• [Your task]: Repeat the lines that follow, leaving nothing out.

• [Data records]:
START
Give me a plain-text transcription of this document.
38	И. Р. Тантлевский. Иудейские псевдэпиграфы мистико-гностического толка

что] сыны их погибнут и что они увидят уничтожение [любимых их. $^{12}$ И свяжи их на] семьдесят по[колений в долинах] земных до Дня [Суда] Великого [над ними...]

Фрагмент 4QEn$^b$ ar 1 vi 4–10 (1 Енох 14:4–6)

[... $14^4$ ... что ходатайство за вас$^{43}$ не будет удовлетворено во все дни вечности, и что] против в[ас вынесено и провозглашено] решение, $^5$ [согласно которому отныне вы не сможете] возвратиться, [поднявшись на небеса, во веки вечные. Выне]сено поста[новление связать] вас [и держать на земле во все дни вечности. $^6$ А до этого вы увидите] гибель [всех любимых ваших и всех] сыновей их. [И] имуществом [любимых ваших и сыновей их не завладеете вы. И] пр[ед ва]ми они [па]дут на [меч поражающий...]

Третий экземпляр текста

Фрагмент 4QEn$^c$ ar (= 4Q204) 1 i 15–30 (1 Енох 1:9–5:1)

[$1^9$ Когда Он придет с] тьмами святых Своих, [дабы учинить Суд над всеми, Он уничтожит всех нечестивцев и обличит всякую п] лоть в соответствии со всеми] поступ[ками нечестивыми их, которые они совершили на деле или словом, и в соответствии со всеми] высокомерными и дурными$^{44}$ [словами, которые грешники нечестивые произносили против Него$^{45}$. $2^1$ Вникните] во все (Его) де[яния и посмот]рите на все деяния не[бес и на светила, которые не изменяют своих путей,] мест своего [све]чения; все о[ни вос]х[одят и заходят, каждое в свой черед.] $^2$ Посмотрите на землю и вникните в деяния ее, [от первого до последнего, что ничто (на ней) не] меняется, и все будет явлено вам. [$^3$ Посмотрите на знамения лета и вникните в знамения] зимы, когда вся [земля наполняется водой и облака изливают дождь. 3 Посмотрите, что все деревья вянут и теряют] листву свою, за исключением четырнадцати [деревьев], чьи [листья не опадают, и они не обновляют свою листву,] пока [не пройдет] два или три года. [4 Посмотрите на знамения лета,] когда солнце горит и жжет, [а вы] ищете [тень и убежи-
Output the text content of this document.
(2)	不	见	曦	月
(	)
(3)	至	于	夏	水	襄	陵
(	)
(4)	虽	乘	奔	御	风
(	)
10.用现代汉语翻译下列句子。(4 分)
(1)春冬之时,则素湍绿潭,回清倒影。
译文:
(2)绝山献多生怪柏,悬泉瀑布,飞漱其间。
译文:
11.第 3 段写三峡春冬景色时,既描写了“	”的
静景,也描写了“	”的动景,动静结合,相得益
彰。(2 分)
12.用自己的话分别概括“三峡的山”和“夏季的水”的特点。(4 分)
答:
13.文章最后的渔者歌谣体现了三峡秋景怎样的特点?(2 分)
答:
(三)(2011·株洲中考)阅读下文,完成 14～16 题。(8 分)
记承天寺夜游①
END
• [Response for this exercise]:
Give me a plain-text transcription of this document.
38	И. Р. Тантлевский. Иудейские псевдэпиграфы мистико-гностического толка

что] сыны их погибнут и что они увидят уничтожение [любимых их. $^{12}$ И свяжи их на] семьдесят по[колений в долинах] земных до Дня [Суда] Великого [над ними...]

Фрагмент 4QEn$^b$ ar 1 vi 4–10 (1 Енох 14:4–6)

[... $14^4$ ... что ходатайство за вас$^{43}$ не будет удовлетворено во все дни вечности, и что] против в[ас вынесено и провозглашено] решение, $^5$ [согласно которому отныне вы не сможете] возвратиться, [поднявшись на небеса, во веки вечные. Выне]сено поста[новление связать] вас [и держать на земле во все дни вечности. $^6$ А до этого вы увидите] гибель [всех любимых ваших и всех] сыновей их. [И] имуществом [любимых ваших и сыновей их не завладеете вы. И] пр[ед ва]ми они [па]дут на [меч поражающий...]

Третий экземпляр текста

Фрагмент 4QEn$^c$ ar (= 4Q204) 1 i 15–30 (1 Енох 1:9–5:1)

[$1^9$ Когда Он придет с] тьмами святых Своих, [дабы учинить Суд над всеми, Он уничтожит всех нечестивцев и обличит всякую п] лоть в соответствии со всеми] поступ[ками нечестивыми их, которые они совершили на деле или словом, и в соответствии со всеми] высокомерными и дурными$^{44}$ [словами, которые грешники нечестивые произносили против Него$^{45}$. $2^1$ Вникните] во все (Его) де[яния и посмот]рите на все деяния не[бес и на светила, которые не изменяют своих путей,] мест своего [све]чения; все о[ни вос]х[одят и заходят, каждое в свой черед.] $^2$ Посмотрите на землю и вникните в деяния ее, [от первого до последнего, что ничто (на ней) не] меняется, и все будет явлено вам. [$^3$ Посмотрите на знамения лета и вникните в знамения] зимы, когда вся [земля наполняется водой и облака изливают дождь. 3 Посмотрите, что все деревья вянут и теряют] листву свою, за исключением четырнадцати [деревьев], чьи [листья не опадают, и они не обновляют свою листву,] пока [не пройдет] два или три года. [4 Посмотрите на знамения лета,] когда солнце горит и жжет, [а вы] ищете [тень и убежи-
Output the text content of this document.
(2)	不	见	曦	月
(	)
(3)	至	于	夏	水	襄	陵
(	)
(4)	虽	乘	奔	御	风
(	)
10.用现代汉语翻译下列句子。(4 分)
(1)春冬之时,则素湍绿潭,回清倒影。
译文:
(2)绝山献多生怪柏,悬泉瀑布,飞漱其间。
译文:
11.第 3 段写三峡春冬景色时,既描写了“	”的
静景,也描写了“	”的动景,动静结合,相得益
彰。(2 分)
12.用自己的话分别概括“三峡的山”和“夏季的水”的特点。(4 分)
答:
13.文章最后的渔者歌谣体现了三峡秋景怎样的特点?(2 分)
答:
(三)(2011·株洲中考)阅读下文,完成 14～16 题。(8 分)
记承天寺夜游①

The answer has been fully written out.